Goal
Take every line from the listing below that includes "true" and copy it.

Figure collection entries:
•••••

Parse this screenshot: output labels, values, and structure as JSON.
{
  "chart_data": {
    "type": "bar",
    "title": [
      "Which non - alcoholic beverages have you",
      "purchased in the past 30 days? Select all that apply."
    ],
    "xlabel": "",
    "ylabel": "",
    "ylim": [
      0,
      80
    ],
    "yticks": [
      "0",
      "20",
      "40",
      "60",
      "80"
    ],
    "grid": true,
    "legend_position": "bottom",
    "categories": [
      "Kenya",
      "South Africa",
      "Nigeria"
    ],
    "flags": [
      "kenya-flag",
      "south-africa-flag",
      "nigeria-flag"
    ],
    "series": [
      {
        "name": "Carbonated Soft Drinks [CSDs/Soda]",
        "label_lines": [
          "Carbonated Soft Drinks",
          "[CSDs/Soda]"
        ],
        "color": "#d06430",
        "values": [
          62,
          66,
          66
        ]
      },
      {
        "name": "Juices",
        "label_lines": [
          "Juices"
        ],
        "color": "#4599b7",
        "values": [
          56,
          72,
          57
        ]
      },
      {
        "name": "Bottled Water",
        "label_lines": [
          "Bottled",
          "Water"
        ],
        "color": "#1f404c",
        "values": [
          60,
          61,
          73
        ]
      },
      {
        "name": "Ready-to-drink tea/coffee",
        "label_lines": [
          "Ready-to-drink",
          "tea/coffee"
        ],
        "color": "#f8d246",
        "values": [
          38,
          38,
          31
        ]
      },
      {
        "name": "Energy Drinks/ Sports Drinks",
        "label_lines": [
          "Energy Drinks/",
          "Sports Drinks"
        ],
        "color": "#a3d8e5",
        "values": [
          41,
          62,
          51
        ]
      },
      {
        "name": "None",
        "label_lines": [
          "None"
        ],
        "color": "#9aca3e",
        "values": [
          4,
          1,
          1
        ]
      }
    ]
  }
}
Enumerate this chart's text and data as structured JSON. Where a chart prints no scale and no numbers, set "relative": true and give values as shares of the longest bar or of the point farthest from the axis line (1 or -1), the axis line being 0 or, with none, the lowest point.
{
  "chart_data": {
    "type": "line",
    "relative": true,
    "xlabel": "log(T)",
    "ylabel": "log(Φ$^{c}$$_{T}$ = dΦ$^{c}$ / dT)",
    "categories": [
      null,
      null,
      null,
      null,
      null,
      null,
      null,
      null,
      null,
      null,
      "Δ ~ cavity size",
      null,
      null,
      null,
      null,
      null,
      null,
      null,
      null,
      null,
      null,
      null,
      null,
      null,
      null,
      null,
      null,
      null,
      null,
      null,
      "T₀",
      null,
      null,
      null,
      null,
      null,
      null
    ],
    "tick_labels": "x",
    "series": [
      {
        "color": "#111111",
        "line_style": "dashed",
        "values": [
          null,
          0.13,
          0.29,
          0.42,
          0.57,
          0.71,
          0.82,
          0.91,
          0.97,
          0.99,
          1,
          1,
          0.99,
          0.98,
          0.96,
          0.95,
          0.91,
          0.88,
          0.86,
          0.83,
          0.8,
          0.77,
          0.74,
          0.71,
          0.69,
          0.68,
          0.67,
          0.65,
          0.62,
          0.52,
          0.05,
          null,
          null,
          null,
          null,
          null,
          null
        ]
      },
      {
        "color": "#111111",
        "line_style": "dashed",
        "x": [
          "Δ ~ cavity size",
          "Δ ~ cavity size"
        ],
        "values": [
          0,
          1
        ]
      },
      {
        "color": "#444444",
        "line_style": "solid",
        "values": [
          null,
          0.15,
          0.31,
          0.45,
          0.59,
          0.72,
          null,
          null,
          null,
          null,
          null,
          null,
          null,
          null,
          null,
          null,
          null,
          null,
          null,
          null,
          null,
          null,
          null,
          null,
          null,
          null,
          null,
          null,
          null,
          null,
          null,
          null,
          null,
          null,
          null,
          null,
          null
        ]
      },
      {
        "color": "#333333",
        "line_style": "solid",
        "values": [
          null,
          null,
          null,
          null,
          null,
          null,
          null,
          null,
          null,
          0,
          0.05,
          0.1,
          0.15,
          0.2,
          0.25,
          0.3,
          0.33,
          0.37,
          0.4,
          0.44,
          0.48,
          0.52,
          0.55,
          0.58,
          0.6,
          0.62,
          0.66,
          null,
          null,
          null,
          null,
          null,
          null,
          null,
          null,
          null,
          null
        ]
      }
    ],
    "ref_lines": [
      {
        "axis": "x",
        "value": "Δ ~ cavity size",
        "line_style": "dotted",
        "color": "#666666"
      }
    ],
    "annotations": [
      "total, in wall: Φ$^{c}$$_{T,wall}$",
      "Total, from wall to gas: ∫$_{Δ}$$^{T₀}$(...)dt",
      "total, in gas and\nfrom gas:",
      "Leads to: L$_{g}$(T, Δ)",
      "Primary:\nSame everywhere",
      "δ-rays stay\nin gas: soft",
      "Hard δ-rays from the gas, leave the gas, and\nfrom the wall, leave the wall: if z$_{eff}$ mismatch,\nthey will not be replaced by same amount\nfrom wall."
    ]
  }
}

•••••

Solution to this problem
    "grid": true,
Enumerate this chart's text and data as structured JSON. Where a chart prints no scale and no numbers, set "relative": true and give values as shares of the longest bar or of the point farthest from the axis line (1 or -1), the axis line being 0 or, with none, the lowest point.
    "relative": true,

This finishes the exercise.